Dataset content ->
Begin

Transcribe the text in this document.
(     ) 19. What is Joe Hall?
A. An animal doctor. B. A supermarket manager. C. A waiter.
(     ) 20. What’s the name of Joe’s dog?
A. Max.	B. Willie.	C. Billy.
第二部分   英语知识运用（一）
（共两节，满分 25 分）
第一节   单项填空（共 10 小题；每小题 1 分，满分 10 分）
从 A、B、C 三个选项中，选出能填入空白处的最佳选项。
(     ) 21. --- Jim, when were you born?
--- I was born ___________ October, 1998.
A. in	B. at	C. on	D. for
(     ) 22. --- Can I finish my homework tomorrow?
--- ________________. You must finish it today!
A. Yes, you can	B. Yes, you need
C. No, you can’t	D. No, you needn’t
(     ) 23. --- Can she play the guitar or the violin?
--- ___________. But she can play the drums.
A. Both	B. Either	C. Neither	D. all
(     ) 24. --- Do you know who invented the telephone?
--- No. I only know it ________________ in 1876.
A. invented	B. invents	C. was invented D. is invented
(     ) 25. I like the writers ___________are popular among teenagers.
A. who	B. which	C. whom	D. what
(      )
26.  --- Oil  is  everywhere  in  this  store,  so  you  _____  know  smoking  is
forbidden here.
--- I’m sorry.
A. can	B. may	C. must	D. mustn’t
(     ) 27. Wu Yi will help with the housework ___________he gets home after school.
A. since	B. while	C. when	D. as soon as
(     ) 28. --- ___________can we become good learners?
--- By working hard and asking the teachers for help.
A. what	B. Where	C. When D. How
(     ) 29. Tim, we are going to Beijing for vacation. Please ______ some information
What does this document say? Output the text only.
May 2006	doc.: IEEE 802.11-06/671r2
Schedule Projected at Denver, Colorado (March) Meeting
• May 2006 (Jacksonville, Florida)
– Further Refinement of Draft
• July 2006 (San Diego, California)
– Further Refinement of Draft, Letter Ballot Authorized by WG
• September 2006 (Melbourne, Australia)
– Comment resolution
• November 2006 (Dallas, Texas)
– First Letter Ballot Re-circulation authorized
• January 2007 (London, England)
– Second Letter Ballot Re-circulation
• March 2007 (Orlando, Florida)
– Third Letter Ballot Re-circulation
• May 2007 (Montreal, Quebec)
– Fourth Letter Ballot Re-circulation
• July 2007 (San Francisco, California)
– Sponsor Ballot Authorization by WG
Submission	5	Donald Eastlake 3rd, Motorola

End

What you have to do -> Look through the records and gather each line with the word "must".

Solution to this task ->
--- ________________. You must finish it today!
A. can	B. may	C. must	D. mustn’t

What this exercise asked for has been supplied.